Figure dataset records:

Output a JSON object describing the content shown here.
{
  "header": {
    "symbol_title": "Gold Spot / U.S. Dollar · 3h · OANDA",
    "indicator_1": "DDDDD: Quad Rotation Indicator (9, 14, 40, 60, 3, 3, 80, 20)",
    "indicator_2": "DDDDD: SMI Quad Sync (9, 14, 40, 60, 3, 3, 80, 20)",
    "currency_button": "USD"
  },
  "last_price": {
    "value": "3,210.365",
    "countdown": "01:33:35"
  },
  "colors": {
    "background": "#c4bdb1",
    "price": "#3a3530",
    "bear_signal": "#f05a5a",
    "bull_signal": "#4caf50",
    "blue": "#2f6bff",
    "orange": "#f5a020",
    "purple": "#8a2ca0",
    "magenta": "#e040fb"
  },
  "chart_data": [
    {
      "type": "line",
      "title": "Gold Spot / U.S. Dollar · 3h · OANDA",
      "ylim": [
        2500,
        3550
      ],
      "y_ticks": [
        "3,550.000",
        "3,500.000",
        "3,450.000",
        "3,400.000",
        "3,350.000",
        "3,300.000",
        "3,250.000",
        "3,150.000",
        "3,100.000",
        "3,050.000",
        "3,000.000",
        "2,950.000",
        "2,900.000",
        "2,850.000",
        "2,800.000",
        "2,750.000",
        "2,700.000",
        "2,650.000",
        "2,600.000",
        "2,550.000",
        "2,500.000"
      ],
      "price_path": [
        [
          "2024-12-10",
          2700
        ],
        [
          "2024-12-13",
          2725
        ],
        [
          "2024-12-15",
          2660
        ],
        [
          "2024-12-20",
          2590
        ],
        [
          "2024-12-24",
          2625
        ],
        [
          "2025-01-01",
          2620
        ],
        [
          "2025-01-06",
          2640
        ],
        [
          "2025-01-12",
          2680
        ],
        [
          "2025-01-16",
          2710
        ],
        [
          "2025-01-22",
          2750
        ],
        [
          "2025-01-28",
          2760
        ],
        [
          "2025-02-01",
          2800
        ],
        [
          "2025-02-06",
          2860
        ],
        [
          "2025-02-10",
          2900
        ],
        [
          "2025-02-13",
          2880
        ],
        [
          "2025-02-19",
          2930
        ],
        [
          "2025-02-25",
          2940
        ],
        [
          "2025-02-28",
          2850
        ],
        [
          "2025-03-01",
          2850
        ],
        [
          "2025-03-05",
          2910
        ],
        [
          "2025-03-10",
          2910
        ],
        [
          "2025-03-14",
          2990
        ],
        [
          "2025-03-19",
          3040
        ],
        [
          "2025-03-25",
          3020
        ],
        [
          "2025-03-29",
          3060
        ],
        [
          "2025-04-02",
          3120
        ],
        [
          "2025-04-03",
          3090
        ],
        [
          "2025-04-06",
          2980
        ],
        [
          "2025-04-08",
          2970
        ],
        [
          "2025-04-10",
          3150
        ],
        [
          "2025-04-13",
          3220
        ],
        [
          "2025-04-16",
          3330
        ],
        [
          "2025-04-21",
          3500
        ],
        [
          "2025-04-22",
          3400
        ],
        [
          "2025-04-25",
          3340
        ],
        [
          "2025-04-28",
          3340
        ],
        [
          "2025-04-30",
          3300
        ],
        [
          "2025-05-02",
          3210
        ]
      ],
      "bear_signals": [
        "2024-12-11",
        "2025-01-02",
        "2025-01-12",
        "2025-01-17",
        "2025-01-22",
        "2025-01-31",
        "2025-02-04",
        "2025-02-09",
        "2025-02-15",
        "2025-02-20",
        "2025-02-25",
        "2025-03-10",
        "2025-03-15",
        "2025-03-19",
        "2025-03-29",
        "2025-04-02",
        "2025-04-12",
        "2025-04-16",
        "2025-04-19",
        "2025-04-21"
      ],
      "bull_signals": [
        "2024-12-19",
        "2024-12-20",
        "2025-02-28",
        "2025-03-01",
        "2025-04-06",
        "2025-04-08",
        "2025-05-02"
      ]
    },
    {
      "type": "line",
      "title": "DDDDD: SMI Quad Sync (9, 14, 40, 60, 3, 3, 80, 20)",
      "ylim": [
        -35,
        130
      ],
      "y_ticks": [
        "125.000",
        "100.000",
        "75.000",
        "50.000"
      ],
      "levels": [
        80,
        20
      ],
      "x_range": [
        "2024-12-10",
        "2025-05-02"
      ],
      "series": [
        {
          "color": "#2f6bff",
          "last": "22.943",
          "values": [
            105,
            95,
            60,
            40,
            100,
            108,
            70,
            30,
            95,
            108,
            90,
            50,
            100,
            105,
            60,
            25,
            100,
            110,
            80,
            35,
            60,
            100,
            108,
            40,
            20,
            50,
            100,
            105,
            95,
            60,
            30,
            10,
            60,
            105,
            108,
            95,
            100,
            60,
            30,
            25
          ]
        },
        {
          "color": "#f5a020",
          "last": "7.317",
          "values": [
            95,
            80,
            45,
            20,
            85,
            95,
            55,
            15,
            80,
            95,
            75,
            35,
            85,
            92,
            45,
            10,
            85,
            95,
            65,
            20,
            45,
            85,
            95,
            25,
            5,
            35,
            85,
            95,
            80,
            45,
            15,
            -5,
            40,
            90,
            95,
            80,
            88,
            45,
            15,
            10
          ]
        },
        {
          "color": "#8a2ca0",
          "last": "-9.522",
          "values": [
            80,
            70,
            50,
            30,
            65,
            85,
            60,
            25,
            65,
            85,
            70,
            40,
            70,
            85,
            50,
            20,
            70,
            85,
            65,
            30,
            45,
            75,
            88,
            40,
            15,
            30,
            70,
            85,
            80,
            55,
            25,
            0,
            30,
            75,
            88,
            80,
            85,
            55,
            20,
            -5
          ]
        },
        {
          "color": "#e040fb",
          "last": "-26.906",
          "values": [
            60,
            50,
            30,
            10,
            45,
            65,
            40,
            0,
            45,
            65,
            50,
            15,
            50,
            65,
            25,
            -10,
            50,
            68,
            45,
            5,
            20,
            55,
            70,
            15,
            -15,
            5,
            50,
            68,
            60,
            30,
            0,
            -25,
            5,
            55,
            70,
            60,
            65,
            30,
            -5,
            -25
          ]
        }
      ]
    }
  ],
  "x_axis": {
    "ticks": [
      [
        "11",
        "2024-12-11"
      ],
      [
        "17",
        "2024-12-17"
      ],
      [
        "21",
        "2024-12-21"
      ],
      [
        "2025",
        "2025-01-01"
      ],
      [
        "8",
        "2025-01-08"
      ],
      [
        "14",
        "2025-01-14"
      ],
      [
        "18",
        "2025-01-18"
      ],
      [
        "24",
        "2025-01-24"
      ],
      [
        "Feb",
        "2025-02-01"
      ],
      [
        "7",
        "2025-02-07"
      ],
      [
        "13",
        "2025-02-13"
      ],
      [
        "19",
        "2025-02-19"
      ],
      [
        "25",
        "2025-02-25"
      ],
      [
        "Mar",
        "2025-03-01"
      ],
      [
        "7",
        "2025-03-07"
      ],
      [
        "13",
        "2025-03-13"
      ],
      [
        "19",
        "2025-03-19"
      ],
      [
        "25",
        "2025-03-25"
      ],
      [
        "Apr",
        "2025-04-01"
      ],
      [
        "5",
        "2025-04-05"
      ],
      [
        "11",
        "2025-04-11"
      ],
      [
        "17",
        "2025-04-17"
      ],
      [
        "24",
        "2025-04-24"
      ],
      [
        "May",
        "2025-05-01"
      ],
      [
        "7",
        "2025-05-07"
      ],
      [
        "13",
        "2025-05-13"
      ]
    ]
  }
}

## EXERCISE DESCRIPTION:
Return every record above exactly as it appears.

## OUTPUT BELOW:
Output a JSON object describing the content shown here.
{
  "header": {
    "symbol_title": "Gold Spot / U.S. Dollar · 3h · OANDA",
    "indicator_1": "DDDDD: Quad Rotation Indicator (9, 14, 40, 60, 3, 3, 80, 20)",
    "indicator_2": "DDDDD: SMI Quad Sync (9, 14, 40, 60, 3, 3, 80, 20)",
    "currency_button": "USD"
  },
  "last_price": {
    "value": "3,210.365",
    "countdown": "01:33:35"
  },
  "colors": {
    "background": "#c4bdb1",
    "price": "#3a3530",
    "bear_signal": "#f05a5a",
    "bull_signal": "#4caf50",
    "blue": "#2f6bff",
    "orange": "#f5a020",
    "purple": "#8a2ca0",
    "magenta": "#e040fb"
  },
  "chart_data": [
    {
      "type": "line",
      "title": "Gold Spot / U.S. Dollar · 3h · OANDA",
      "ylim": [
        2500,
        3550
      ],
      "y_ticks": [
        "3,550.000",
        "3,500.000",
        "3,450.000",
        "3,400.000",
        "3,350.000",
        "3,300.000",
        "3,250.000",
        "3,150.000",
        "3,100.000",
        "3,050.000",
        "3,000.000",
        "2,950.000",
        "2,900.000",
        "2,850.000",
        "2,800.000",
        "2,750.000",
        "2,700.000",
        "2,650.000",
        "2,600.000",
        "2,550.000",
        "2,500.000"
      ],
      "price_path": [
        [
          "2024-12-10",
          2700
        ],
        [
          "2024-12-13",
          2725
        ],
        [
          "2024-12-15",
          2660
        ],
        [
          "2024-12-20",
          2590
        ],
        [
          "2024-12-24",
          2625
        ],
        [
          "2025-01-01",
          2620
        ],
        [
          "2025-01-06",
          2640
        ],
        [
          "2025-01-12",
          2680
        ],
        [
          "2025-01-16",
          2710
        ],
        [
          "2025-01-22",
          2750
        ],
        [
          "2025-01-28",
          2760
        ],
        [
          "2025-02-01",
          2800
        ],
        [
          "2025-02-06",
          2860
        ],
        [
          "2025-02-10",
          2900
        ],
        [
          "2025-02-13",
          2880
        ],
        [
          "2025-02-19",
          2930
        ],
        [
          "2025-02-25",
          2940
        ],
        [
          "2025-02-28",
          2850
        ],
        [
          "2025-03-01",
          2850
        ],
        [
          "2025-03-05",
          2910
        ],
        [
          "2025-03-10",
          2910
        ],
        [
          "2025-03-14",
          2990
        ],
        [
          "2025-03-19",
          3040
        ],
        [
          "2025-03-25",
          3020
        ],
        [
          "2025-03-29",
          3060
        ],
        [
          "2025-04-02",
          3120
        ],
        [
          "2025-04-03",
          3090
        ],
        [
          "2025-04-06",
          2980
        ],
        [
          "2025-04-08",
          2970
        ],
        [
          "2025-04-10",
          3150
        ],
        [
          "2025-04-13",
          3220
        ],
        [
          "2025-04-16",
          3330
        ],
        [
          "2025-04-21",
          3500
        ],
        [
          "2025-04-22",
          3400
        ],
        [
          "2025-04-25",
          3340
        ],
        [
          "2025-04-28",
          3340
        ],
        [
          "2025-04-30",
          3300
        ],
        [
          "2025-05-02",
          3210
        ]
      ],
      "bear_signals": [
        "2024-12-11",
        "2025-01-02",
        "2025-01-12",
        "2025-01-17",
        "2025-01-22",
        "2025-01-31",
        "2025-02-04",
        "2025-02-09",
        "2025-02-15",
        "2025-02-20",
        "2025-02-25",
        "2025-03-10",
        "2025-03-15",
        "2025-03-19",
        "2025-03-29",
        "2025-04-02",
        "2025-04-12",
        "2025-04-16",
        "2025-04-19",
        "2025-04-21"
      ],
      "bull_signals": [
        "2024-12-19",
        "2024-12-20",
        "2025-02-28",
        "2025-03-01",
        "2025-04-06",
        "2025-04-08",
        "2025-05-02"
      ]
    },
    {
      "type": "line",
      "title": "DDDDD: SMI Quad Sync (9, 14, 40, 60, 3, 3, 80, 20)",
      "ylim": [
        -35,
        130
      ],
      "y_ticks": [
        "125.000",
        "100.000",
        "75.000",
        "50.000"
      ],
      "levels": [
        80,
        20
      ],
      "x_range": [
        "2024-12-10",
        "2025-05-02"
      ],
      "series": [
        {
          "color": "#2f6bff",
          "last": "22.943",
          "values": [
            105,
            95,
            60,
            40,
            100,
            108,
            70,
            30,
            95,
            108,
            90,
            50,
            100,
            105,
            60,
            25,
            100,
            110,
            80,
            35,
            60,
            100,
            108,
            40,
            20,
            50,
            100,
            105,
            95,
            60,
            30,
            10,
            60,
            105,
            108,
            95,
            100,
            60,
            30,
            25
          ]
        },
        {
          "color": "#f5a020",
          "last": "7.317",
          "values": [
            95,
            80,
            45,
            20,
            85,
            95,
            55,
            15,
            80,
            95,
            75,
            35,
            85,
            92,
            45,
            10,
            85,
            95,
            65,
            20,
            45,
            85,
            95,
            25,
            5,
            35,
            85,
            95,
            80,
            45,
            15,
            -5,
            40,
            90,
            95,
            80,
            88,
            45,
            15,
            10
          ]
        },
        {
          "color": "#8a2ca0",
          "last": "-9.522",
          "values": [
            80,
            70,
            50,
            30,
            65,
            85,
            60,
            25,
            65,
            85,
            70,
            40,
            70,
            85,
            50,
            20,
            70,
            85,
            65,
            30,
            45,
            75,
            88,
            40,
            15,
            30,
            70,
            85,
            80,
            55,
            25,
            0,
            30,
            75,
            88,
            80,
            85,
            55,
            20,
            -5
          ]
        },
        {
          "color": "#e040fb",
          "last": "-26.906",
          "values": [
            60,
            50,
            30,
            10,
            45,
            65,
            40,
            0,
            45,
            65,
            50,
            15,
            50,
            65,
            25,
            -10,
            50,
            68,
            45,
            5,
            20,
            55,
            70,
            15,
            -15,
            5,
            50,
            68,
            60,
            30,
            0,
            -25,
            5,
            55,
            70,
            60,
            65,
            30,
            -5,
            -25
          ]
        }
      ]
    }
  ],
  "x_axis": {
    "ticks": [
      [
        "11",
        "2024-12-11"
      ],
      [
        "17",
        "2024-12-17"
      ],
      [
        "21",
        "2024-12-21"
      ],
      [
        "2025",
        "2025-01-01"
      ],
      [
        "8",
        "2025-01-08"
      ],
      [
        "14",
        "2025-01-14"
      ],
      [
        "18",
        "2025-01-18"
      ],
      [
        "24",
        "2025-01-24"
      ],
      [
        "Feb",
        "2025-02-01"
      ],
      [
        "7",
        "2025-02-07"
      ],
      [
        "13",
        "2025-02-13"
      ],
      [
        "19",
        "2025-02-19"
      ],
      [
        "25",
        "2025-02-25"
      ],
      [
        "Mar",
        "2025-03-01"
      ],
      [
        "7",
        "2025-03-07"
      ],
      [
        "13",
        "2025-03-13"
      ],
      [
        "19",
        "2025-03-19"
      ],
      [
        "25",
        "2025-03-25"
      ],
      [
        "Apr",
        "2025-04-01"
      ],
      [
        "5",
        "2025-04-05"
      ],
      [
        "11",
        "2025-04-11"
      ],
      [
        "17",
        "2025-04-17"
      ],
      [
        "24",
        "2025-04-24"
      ],
      [
        "May",
        "2025-05-01"
      ],
      [
        "7",
        "2025-05-07"
      ],
      [
        "13",
        "2025-05-13"
      ]
    ]
  }
}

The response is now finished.